Count lines with "label" in them. Report only the total.

#### Dataset excerpt
========================================

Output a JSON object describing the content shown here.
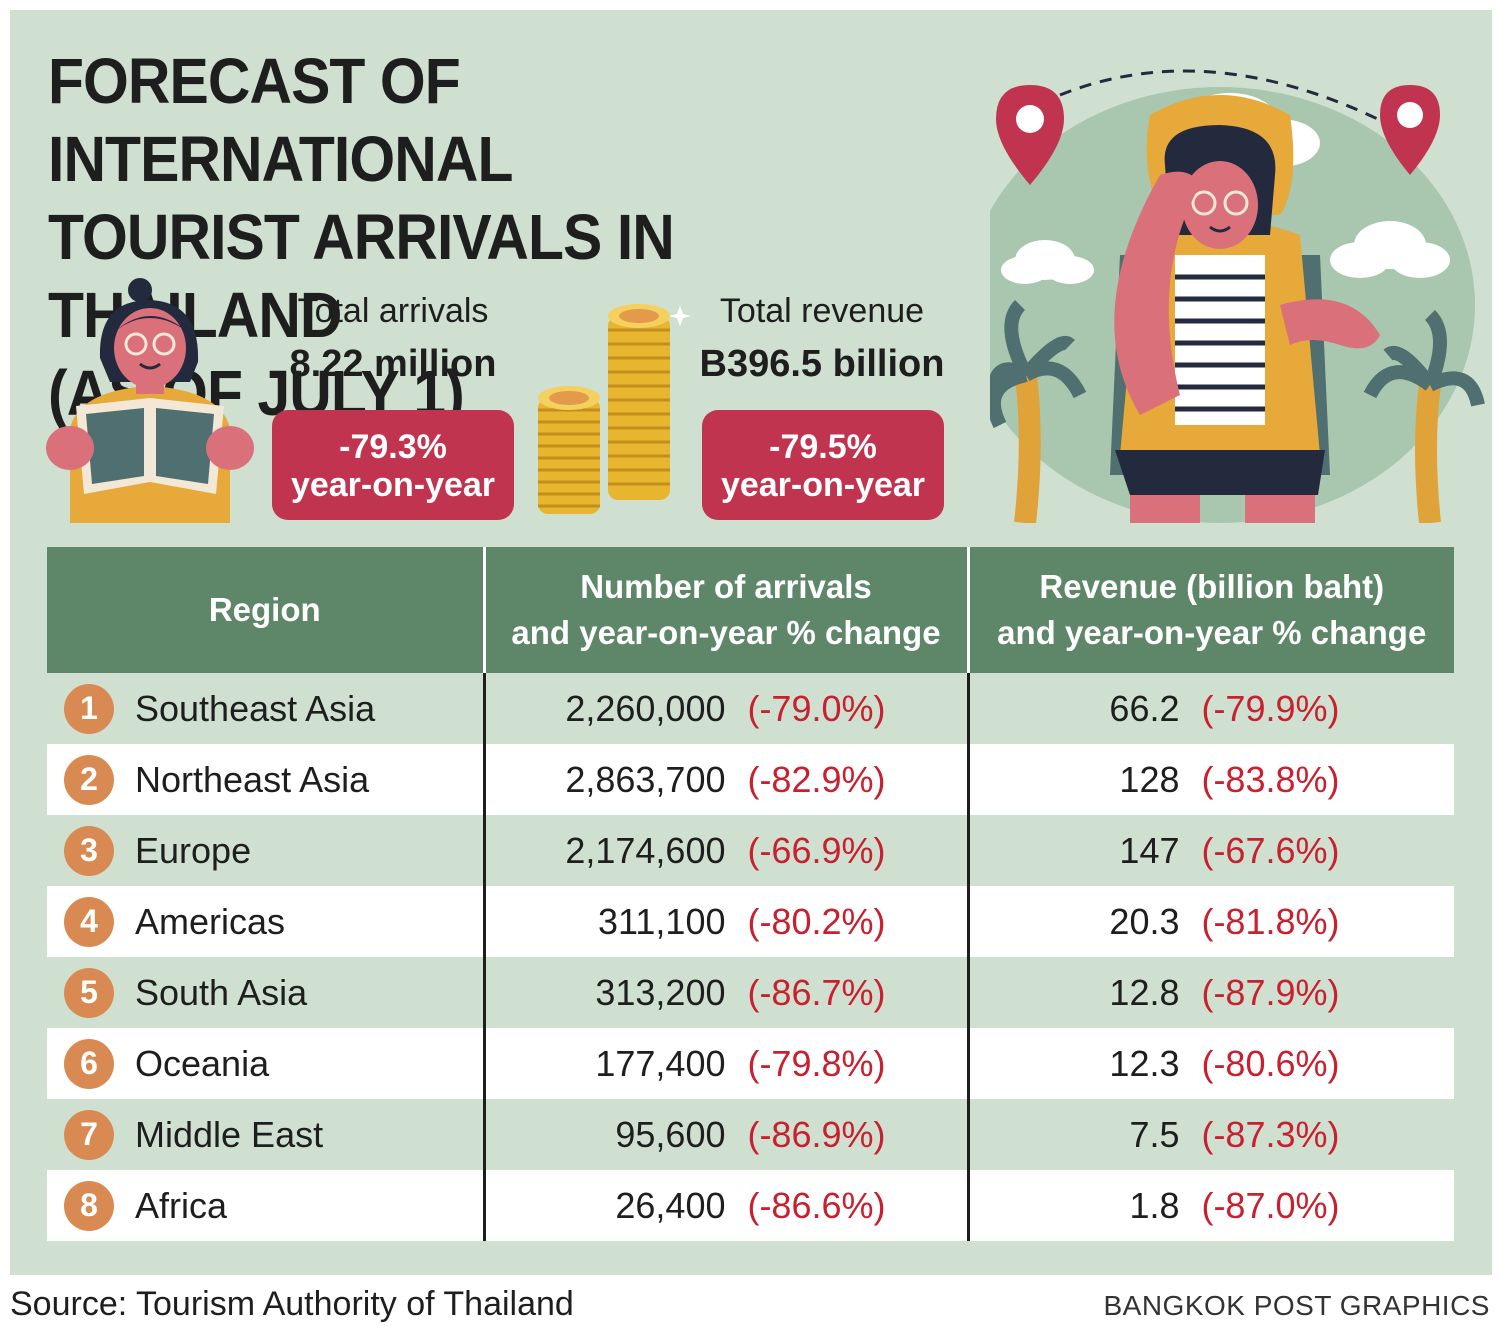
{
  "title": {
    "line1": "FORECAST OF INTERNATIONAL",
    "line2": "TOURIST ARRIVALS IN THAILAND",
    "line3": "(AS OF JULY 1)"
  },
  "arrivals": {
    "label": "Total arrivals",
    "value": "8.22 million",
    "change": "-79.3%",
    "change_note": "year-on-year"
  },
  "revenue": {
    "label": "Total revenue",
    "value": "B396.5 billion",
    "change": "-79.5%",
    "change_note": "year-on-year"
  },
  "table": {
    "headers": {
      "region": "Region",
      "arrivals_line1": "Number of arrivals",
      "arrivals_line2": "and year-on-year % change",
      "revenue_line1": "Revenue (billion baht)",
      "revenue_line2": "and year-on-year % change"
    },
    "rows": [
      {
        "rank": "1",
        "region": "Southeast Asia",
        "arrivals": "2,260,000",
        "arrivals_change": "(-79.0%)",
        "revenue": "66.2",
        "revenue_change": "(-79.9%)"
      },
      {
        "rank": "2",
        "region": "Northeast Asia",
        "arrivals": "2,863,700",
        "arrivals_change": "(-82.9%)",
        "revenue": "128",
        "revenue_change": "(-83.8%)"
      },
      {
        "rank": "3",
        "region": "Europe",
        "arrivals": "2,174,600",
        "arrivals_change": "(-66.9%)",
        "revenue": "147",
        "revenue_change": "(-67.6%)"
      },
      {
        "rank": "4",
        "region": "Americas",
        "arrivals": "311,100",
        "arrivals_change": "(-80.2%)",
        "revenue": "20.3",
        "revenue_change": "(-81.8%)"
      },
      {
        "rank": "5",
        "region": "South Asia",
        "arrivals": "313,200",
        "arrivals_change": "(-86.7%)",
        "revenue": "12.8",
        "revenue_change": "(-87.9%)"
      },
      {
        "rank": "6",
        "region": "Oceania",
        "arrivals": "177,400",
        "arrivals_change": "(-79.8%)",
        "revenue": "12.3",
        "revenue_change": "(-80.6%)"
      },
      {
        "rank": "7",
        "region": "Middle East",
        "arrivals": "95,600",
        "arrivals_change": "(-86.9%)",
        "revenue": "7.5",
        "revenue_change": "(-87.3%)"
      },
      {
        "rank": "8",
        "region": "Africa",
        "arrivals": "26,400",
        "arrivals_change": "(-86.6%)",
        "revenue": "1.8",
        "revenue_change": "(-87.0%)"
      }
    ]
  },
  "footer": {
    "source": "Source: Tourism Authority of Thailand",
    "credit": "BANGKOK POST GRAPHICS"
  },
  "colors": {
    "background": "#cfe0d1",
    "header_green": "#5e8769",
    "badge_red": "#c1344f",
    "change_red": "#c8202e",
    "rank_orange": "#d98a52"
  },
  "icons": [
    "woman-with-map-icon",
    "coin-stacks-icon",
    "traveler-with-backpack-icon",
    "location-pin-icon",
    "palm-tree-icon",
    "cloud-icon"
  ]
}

========================================

#### ANSWER TO THE PROBLEM
2